(Structured figure records)
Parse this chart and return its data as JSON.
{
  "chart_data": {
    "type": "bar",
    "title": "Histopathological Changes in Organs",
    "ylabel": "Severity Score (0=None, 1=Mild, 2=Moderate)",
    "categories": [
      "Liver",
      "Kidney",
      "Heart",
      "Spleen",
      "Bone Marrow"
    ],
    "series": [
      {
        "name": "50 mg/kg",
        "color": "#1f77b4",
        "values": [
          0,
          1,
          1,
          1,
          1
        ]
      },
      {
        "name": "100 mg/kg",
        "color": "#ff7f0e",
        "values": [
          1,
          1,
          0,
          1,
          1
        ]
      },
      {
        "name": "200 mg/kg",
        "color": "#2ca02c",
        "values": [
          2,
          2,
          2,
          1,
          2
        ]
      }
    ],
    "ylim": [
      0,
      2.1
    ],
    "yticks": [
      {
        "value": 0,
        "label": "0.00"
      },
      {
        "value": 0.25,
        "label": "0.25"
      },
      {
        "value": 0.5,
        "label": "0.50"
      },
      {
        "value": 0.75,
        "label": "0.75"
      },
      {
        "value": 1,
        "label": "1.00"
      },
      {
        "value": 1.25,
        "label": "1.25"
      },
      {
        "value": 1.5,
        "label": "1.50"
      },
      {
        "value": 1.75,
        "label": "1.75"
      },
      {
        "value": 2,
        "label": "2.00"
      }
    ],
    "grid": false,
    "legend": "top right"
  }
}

* * *

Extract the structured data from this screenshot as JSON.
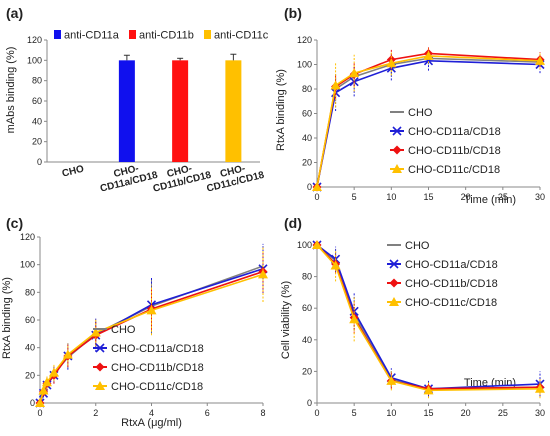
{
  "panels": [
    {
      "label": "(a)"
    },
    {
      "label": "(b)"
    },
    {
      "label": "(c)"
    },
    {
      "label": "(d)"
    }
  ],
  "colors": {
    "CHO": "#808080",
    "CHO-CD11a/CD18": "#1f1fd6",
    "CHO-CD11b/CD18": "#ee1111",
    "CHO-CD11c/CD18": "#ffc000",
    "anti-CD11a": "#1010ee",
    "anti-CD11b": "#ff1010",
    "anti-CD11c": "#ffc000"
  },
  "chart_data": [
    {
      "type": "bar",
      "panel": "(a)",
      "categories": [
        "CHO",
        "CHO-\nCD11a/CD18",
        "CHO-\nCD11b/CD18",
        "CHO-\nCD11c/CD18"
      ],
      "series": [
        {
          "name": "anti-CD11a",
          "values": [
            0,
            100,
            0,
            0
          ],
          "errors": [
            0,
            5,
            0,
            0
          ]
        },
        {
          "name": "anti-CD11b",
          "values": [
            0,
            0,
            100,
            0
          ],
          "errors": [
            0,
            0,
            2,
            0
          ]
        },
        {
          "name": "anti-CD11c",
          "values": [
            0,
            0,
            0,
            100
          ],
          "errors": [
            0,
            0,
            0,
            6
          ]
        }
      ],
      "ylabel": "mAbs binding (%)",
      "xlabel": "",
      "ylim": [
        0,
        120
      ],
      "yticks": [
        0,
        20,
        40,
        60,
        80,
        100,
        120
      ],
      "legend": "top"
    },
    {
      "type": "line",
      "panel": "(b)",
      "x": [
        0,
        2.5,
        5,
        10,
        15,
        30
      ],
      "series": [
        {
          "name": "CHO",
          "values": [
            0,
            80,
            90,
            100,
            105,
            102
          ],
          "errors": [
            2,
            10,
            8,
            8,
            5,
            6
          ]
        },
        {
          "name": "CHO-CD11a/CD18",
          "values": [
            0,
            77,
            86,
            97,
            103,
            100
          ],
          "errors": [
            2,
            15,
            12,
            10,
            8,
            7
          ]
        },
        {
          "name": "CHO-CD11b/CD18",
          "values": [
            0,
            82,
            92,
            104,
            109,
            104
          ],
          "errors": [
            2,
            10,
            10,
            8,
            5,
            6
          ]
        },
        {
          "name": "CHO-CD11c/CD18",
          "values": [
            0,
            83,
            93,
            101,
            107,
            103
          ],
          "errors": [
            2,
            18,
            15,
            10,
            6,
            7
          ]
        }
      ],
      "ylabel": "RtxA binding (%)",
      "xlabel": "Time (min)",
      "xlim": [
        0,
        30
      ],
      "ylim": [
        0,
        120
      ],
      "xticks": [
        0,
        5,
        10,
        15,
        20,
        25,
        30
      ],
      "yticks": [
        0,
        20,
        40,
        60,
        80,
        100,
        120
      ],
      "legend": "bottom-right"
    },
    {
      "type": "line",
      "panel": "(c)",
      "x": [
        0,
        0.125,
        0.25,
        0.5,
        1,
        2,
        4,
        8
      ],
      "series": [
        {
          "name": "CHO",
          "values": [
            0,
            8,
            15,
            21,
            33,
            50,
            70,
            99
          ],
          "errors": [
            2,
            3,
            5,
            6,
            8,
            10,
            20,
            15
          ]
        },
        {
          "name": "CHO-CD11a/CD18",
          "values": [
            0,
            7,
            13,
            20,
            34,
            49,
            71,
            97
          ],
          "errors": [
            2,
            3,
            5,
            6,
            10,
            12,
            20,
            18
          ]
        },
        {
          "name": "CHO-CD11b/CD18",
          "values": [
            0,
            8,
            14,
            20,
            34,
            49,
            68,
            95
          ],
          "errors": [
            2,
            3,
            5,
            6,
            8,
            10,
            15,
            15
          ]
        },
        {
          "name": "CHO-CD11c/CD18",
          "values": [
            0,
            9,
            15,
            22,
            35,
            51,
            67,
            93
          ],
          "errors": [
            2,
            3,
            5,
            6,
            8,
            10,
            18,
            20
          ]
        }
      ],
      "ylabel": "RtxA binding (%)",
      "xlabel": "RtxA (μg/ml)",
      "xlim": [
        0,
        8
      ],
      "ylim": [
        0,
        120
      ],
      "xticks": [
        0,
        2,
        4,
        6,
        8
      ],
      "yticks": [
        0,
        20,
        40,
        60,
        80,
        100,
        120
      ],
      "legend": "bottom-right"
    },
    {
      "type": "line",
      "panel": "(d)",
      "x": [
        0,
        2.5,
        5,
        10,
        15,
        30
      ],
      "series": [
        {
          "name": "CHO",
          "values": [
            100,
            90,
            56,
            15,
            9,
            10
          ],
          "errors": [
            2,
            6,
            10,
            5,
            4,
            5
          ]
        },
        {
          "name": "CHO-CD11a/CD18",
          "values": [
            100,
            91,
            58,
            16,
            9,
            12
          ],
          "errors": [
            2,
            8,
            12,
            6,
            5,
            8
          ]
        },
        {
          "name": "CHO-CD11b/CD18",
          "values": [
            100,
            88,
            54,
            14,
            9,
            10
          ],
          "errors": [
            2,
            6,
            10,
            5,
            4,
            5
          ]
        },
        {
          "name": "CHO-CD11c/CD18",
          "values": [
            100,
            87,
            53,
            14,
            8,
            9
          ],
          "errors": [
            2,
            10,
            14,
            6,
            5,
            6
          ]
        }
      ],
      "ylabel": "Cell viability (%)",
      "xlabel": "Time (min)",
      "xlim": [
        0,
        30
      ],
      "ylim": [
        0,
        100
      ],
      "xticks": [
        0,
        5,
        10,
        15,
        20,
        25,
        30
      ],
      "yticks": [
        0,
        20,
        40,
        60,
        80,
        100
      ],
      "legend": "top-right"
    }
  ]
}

Goal of the exercise: State how many lines in the records above contain the word "right", giving only the number.

Solved exercise: 4